> Task brief
Images embedded in the records are excluded; print everything else exactly as given.

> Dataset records

/---

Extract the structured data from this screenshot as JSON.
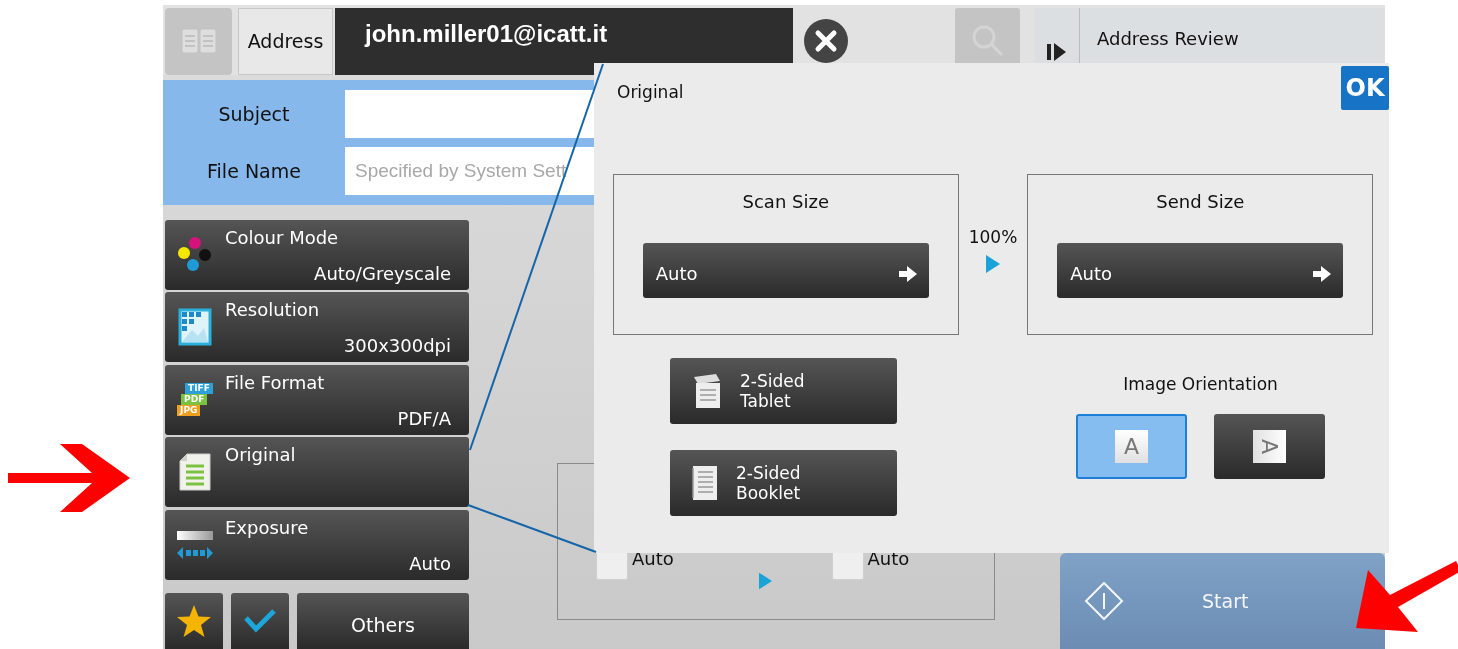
{
  "top_bar": {
    "address_tab": "Address",
    "address_value": "john.miller01@icatt.it",
    "address_review": "Address Review"
  },
  "fields": [
    {
      "kind": "text",
      "label": "Subject"
    },
    {
      "kind": "text",
      "label": "File Name",
      "placeholder": "Specified by System Sett"
    }
  ],
  "settings": [
    {
      "kind": "colour",
      "label": "Colour Mode",
      "value": "Auto/Greyscale"
    },
    {
      "kind": "resolution",
      "label": "Resolution",
      "value": "300x300dpi"
    },
    {
      "kind": "format",
      "label": "File Format",
      "value": "PDF/A",
      "tags": [
        "TIFF",
        "PDF",
        "JPG"
      ]
    },
    {
      "kind": "original",
      "label": "Original"
    },
    {
      "kind": "exposure",
      "label": "Exposure",
      "value": "Auto"
    }
  ],
  "others": "Others",
  "preview": [
    {
      "value": "Auto",
      "checked": false
    },
    {
      "value": "Auto",
      "checked": false
    }
  ],
  "start": {
    "label": "Start",
    "disabled": true
  },
  "dialog": {
    "title": "Original",
    "ok": "OK",
    "scan_size": {
      "title": "Scan Size",
      "value": "Auto"
    },
    "ratio": "100%",
    "send_size": {
      "title": "Send Size",
      "value": "Auto"
    },
    "original_types": [
      {
        "kind": "tablet",
        "label": "2-Sided Tablet"
      },
      {
        "kind": "booklet",
        "label": "2-Sided Booklet"
      }
    ],
    "orientation": {
      "title": "Image Orientation",
      "options": [
        {
          "kind": "portrait",
          "glyph": "A",
          "selected": true
        },
        {
          "kind": "landscape",
          "glyph": "A",
          "selected": false
        }
      ]
    }
  }
}
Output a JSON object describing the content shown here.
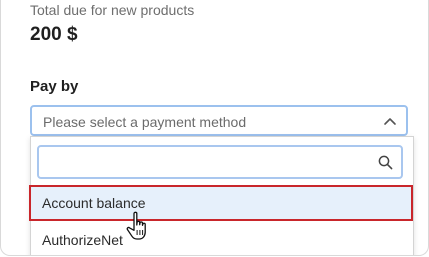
{
  "summary": {
    "total_label": "Total due for new products",
    "total_value": "200 $"
  },
  "payment": {
    "label": "Pay by",
    "select_placeholder": "Please select a payment method",
    "search_placeholder": "",
    "search_value": "",
    "options": [
      {
        "label": "Account balance",
        "state": "hovered"
      },
      {
        "label": "AuthorizeNet",
        "state": "normal"
      }
    ]
  },
  "colors": {
    "focus_border": "#9cc1ee",
    "hover_background": "#e6f0fb",
    "highlight_outline": "#c9262b"
  },
  "icons": {
    "chevron": "chevron-up-icon",
    "search": "search-icon",
    "cursor": "hand-pointer-icon"
  }
}
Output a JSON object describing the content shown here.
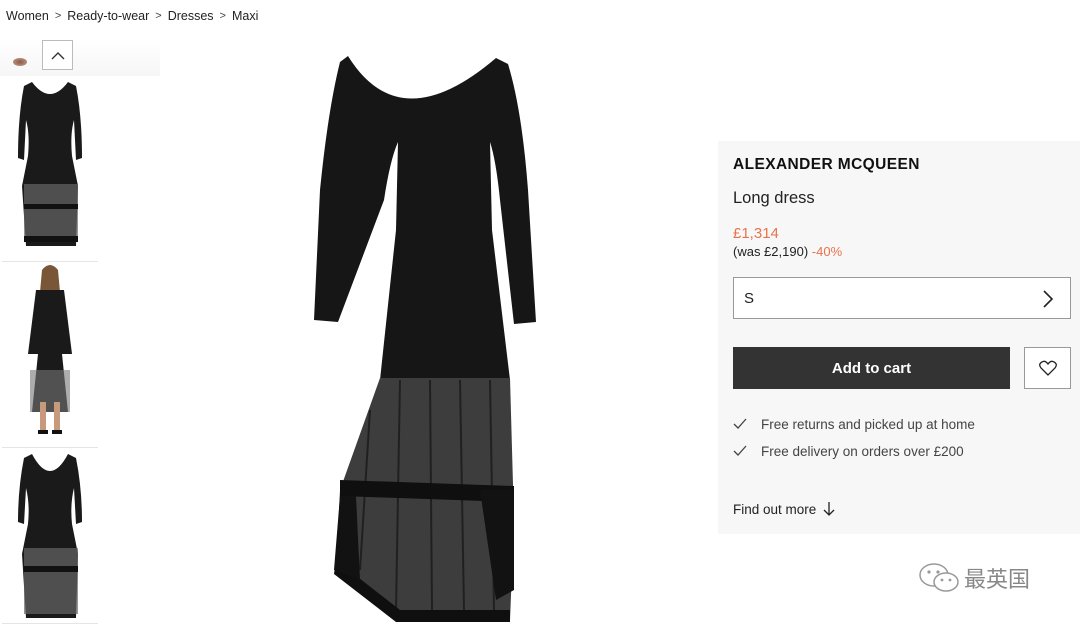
{
  "breadcrumb": [
    "Women",
    "Ready-to-wear",
    "Dresses",
    "Maxi"
  ],
  "product": {
    "brand": "ALEXANDER MCQUEEN",
    "name": "Long dress",
    "price": "£1,314",
    "was_prefix": "(was £2,190)",
    "discount": "-40%"
  },
  "size": {
    "selected": "S"
  },
  "actions": {
    "add_to_cart": "Add to cart"
  },
  "benefits": [
    "Free returns and picked up at home",
    "Free delivery on orders over £200"
  ],
  "find_out_more": "Find out more",
  "watermark": "最英国",
  "colors": {
    "accent": "#e8734e",
    "button": "#333333",
    "panel": "#f7f7f7"
  },
  "icons": [
    "chevron-up-icon",
    "chevron-right-icon",
    "heart-icon",
    "check-icon",
    "arrow-down-icon",
    "wechat-icon"
  ]
}
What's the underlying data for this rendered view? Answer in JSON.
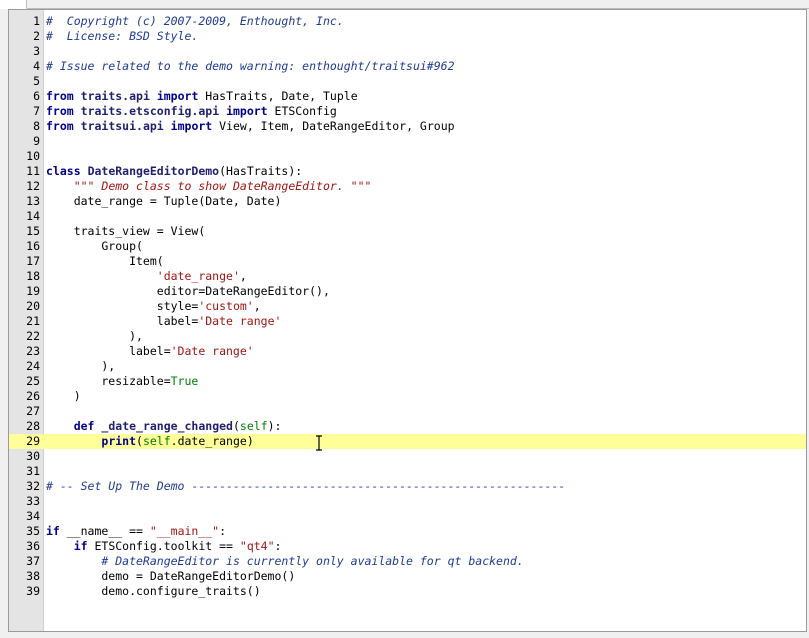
{
  "editor": {
    "lines": [
      {
        "num": "1",
        "html": "<span class=\"c\">#  Copyright (c) 2007-2009, Enthought, Inc.</span>"
      },
      {
        "num": "2",
        "html": "<span class=\"c\">#  License: BSD Style.</span>"
      },
      {
        "num": "3",
        "html": ""
      },
      {
        "num": "4",
        "html": "<span class=\"c\"># Issue related to the demo warning: enthought/traitsui#962</span>"
      },
      {
        "num": "5",
        "html": ""
      },
      {
        "num": "6",
        "html": "<span class=\"k\">from</span> <span class=\"n\">traits.api</span> <span class=\"k\">import</span> HasTraits, Date, Tuple"
      },
      {
        "num": "7",
        "html": "<span class=\"k\">from</span> <span class=\"n\">traits.etsconfig.api</span> <span class=\"k\">import</span> ETSConfig"
      },
      {
        "num": "8",
        "html": "<span class=\"k\">from</span> <span class=\"n\">traitsui.api</span> <span class=\"k\">import</span> View, Item, DateRangeEditor, Group"
      },
      {
        "num": "9",
        "html": ""
      },
      {
        "num": "10",
        "html": ""
      },
      {
        "num": "11",
        "html": "<span class=\"k\">class</span> <span class=\"n\">DateRangeEditorDemo</span>(HasTraits):"
      },
      {
        "num": "12",
        "html": "    <span class=\"s\"><i>\"\"\" Demo class to show DateRangeEditor. \"\"\"</i></span>"
      },
      {
        "num": "13",
        "html": "    date_range = Tuple(Date, Date)"
      },
      {
        "num": "14",
        "html": ""
      },
      {
        "num": "15",
        "html": "    traits_view = View("
      },
      {
        "num": "16",
        "html": "        Group("
      },
      {
        "num": "17",
        "html": "            Item("
      },
      {
        "num": "18",
        "html": "                <span class=\"s\">'date_range'</span>,"
      },
      {
        "num": "19",
        "html": "                editor=DateRangeEditor(),"
      },
      {
        "num": "20",
        "html": "                style=<span class=\"s\">'custom'</span>,"
      },
      {
        "num": "21",
        "html": "                label=<span class=\"s\">'Date range'</span>"
      },
      {
        "num": "22",
        "html": "            ),"
      },
      {
        "num": "23",
        "html": "            label=<span class=\"s\">'Date range'</span>"
      },
      {
        "num": "24",
        "html": "        ),"
      },
      {
        "num": "25",
        "html": "        resizable=<span class=\"f\">True</span>"
      },
      {
        "num": "26",
        "html": "    )"
      },
      {
        "num": "27",
        "html": ""
      },
      {
        "num": "28",
        "html": "    <span class=\"k\">def</span> <span class=\"n\">_date_range_changed</span>(<span class=\"f\">self</span>):"
      },
      {
        "num": "29",
        "html": "        <span class=\"k\">print</span>(<span class=\"f\">self</span>.date_range)",
        "current": true
      },
      {
        "num": "30",
        "html": ""
      },
      {
        "num": "31",
        "html": ""
      },
      {
        "num": "32",
        "html": "<span class=\"c\"># -- Set Up The Demo ------------------------------------------------------</span>"
      },
      {
        "num": "33",
        "html": ""
      },
      {
        "num": "34",
        "html": ""
      },
      {
        "num": "35",
        "html": "<span class=\"k\">if</span> __name__ == <span class=\"s\">\"__main__\"</span>:"
      },
      {
        "num": "36",
        "html": "    <span class=\"k\">if</span> ETSConfig.toolkit == <span class=\"s\">\"qt4\"</span>:"
      },
      {
        "num": "37",
        "html": "        <span class=\"c\"># DateRangeEditor is currently only available for qt backend.</span>"
      },
      {
        "num": "38",
        "html": "        demo = DateRangeEditorDemo()"
      },
      {
        "num": "39",
        "html": "        demo.configure_traits()"
      }
    ]
  },
  "icons": {
    "cursor": "text-cursor-icon"
  }
}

\---

> Task output
Extract the structured data from this screenshot as JSON.
{
  "top_bar": {
    "address_tab": "Address",
    "address_value": "john.miller01@icatt.it",
    "address_review": "Address Review"
  },
  "fields": [
    {
      "kind": "text",
      "label": "Subject"
    },
    {
      "kind": "text",
      "label": "File Name",
      "placeholder": "Specified by System Sett"
    }
  ],
  "settings": [
    {
      "kind": "colour",
      "label": "Colour Mode",
      "value": "Auto/Greyscale"
    },
    {
      "kind": "resolution",
      "label": "Resolution",
      "value": "300x300dpi"
    },
    {
      "kind": "format",
      "label": "File Format",
      "value": "PDF/A",
      "tags": [
        "TIFF",
        "PDF",
        "JPG"
      ]
    },
    {
      "kind": "original",
      "label": "Original"
    },
    {
      "kind": "exposure",
      "label": "Exposure",
      "value": "Auto"
    }
  ],
  "others": "Others",
  "preview": [
    {
      "value": "Auto",
      "checked": false
    },
    {
      "value": "Auto",
      "checked": false
    }
  ],
  "start": {
    "label": "Start",
    "disabled": true
  },
  "dialog": {
    "title": "Original",
    "ok": "OK",
    "scan_size": {
      "title": "Scan Size",
      "value": "Auto"
    },
    "ratio": "100%",
    "send_size": {
      "title": "Send Size",
      "value": "Auto"
    },
    "original_types": [
      {
        "kind": "tablet",
        "label": "2-Sided Tablet"
      },
      {
        "kind": "booklet",
        "label": "2-Sided Booklet"
      }
    ],
    "orientation": {
      "title": "Image Orientation",
      "options": [
        {
          "kind": "portrait",
          "glyph": "A",
          "selected": true
        },
        {
          "kind": "landscape",
          "glyph": "A",
          "selected": false
        }
      ]
    }
  }
}
Output a JSON object describing the content shown here.
{
  "summary": {
    "total_label": "Total due for new products",
    "total_value": "200 $"
  },
  "payment": {
    "label": "Pay by",
    "select_placeholder": "Please select a payment method",
    "search_placeholder": "",
    "search_value": "",
    "options": [
      {
        "label": "Account balance",
        "state": "hovered"
      },
      {
        "label": "AuthorizeNet",
        "state": "normal"
      }
    ]
  },
  "colors": {
    "focus_border": "#9cc1ee",
    "hover_background": "#e6f0fb",
    "highlight_outline": "#c9262b"
  },
  "icons": {
    "chevron": "chevron-up-icon",
    "search": "search-icon",
    "cursor": "hand-pointer-icon"
  }
}
Output a JSON object describing the content shown here.
{
  "breadcrumb": [
    "Women",
    "Ready-to-wear",
    "Dresses",
    "Maxi"
  ],
  "product": {
    "brand": "ALEXANDER MCQUEEN",
    "name": "Long dress",
    "price": "£1,314",
    "was_prefix": "(was £2,190)",
    "discount": "-40%"
  },
  "size": {
    "selected": "S"
  },
  "actions": {
    "add_to_cart": "Add to cart"
  },
  "benefits": [
    "Free returns and picked up at home",
    "Free delivery on orders over £200"
  ],
  "find_out_more": "Find out more",
  "watermark": "最英国",
  "colors": {
    "accent": "#e8734e",
    "button": "#333333",
    "panel": "#f7f7f7"
  },
  "icons": [
    "chevron-up-icon",
    "chevron-right-icon",
    "heart-icon",
    "check-icon",
    "arrow-down-icon",
    "wechat-icon"
  ]
}
What's the underlying data for this rendered view? Answer in JSON.
{
  "editor": {
    "lines": [
      {
        "num": "1",
        "html": "<span class=\"c\">#  Copyright (c) 2007-2009, Enthought, Inc.</span>"
      },
      {
        "num": "2",
        "html": "<span class=\"c\">#  License: BSD Style.</span>"
      },
      {
        "num": "3",
        "html": ""
      },
      {
        "num": "4",
        "html": "<span class=\"c\"># Issue related to the demo warning: enthought/traitsui#962</span>"
      },
      {
        "num": "5",
        "html": ""
      },
      {
        "num": "6",
        "html": "<span class=\"k\">from</span> <span class=\"n\">traits.api</span> <span class=\"k\">import</span> HasTraits, Date, Tuple"
      },
      {
        "num": "7",
        "html": "<span class=\"k\">from</span> <span class=\"n\">traits.etsconfig.api</span> <span class=\"k\">import</span> ETSConfig"
      },
      {
        "num": "8",
        "html": "<span class=\"k\">from</span> <span class=\"n\">traitsui.api</span> <span class=\"k\">import</span> View, Item, DateRangeEditor, Group"
      },
      {
        "num": "9",
        "html": ""
      },
      {
        "num": "10",
        "html": ""
      },
      {
        "num": "11",
        "html": "<span class=\"k\">class</span> <span class=\"n\">DateRangeEditorDemo</span>(HasTraits):"
      },
      {
        "num": "12",
        "html": "    <span class=\"s\"><i>\"\"\" Demo class to show DateRangeEditor. \"\"\"</i></span>"
      },
      {
        "num": "13",
        "html": "    date_range = Tuple(Date, Date)"
      },
      {
        "num": "14",
        "html": ""
      },
      {
        "num": "15",
        "html": "    traits_view = View("
      },
      {
        "num": "16",
        "html": "        Group("
      },
      {
        "num": "17",
        "html": "            Item("
      },
      {
        "num": "18",
        "html": "                <span class=\"s\">'date_range'</span>,"
      },
      {
        "num": "19",
        "html": "                editor=DateRangeEditor(),"
      },
      {
        "num": "20",
        "html": "                style=<span class=\"s\">'custom'</span>,"
      },
      {
        "num": "21",
        "html": "                label=<span class=\"s\">'Date range'</span>"
      },
      {
        "num": "22",
        "html": "            ),"
      },
      {
        "num": "23",
        "html": "            label=<span class=\"s\">'Date range'</span>"
      },
      {
        "num": "24",
        "html": "        ),"
      },
      {
        "num": "25",
        "html": "        resizable=<span class=\"f\">True</span>"
      },
      {
        "num": "26",
        "html": "    )"
      },
      {
        "num": "27",
        "html": ""
      },
      {
        "num": "28",
        "html": "    <span class=\"k\">def</span> <span class=\"n\">_date_range_changed</span>(<span class=\"f\">self</span>):"
      },
      {
        "num": "29",
        "html": "        <span class=\"k\">print</span>(<span class=\"f\">self</span>.date_range)",
        "current": true
      },
      {
        "num": "30",
        "html": ""
      },
      {
        "num": "31",
        "html": ""
      },
      {
        "num": "32",
        "html": "<span class=\"c\"># -- Set Up The Demo ------------------------------------------------------</span>"
      },
      {
        "num": "33",
        "html": ""
      },
      {
        "num": "34",
        "html": ""
      },
      {
        "num": "35",
        "html": "<span class=\"k\">if</span> __name__ == <span class=\"s\">\"__main__\"</span>:"
      },
      {
        "num": "36",
        "html": "    <span class=\"k\">if</span> ETSConfig.toolkit == <span class=\"s\">\"qt4\"</span>:"
      },
      {
        "num": "37",
        "html": "        <span class=\"c\"># DateRangeEditor is currently only available for qt backend.</span>"
      },
      {
        "num": "38",
        "html": "        demo = DateRangeEditorDemo()"
      },
      {
        "num": "39",
        "html": "        demo.configure_traits()"
      }
    ]
  },
  "icons": {
    "cursor": "text-cursor-icon"
  }
}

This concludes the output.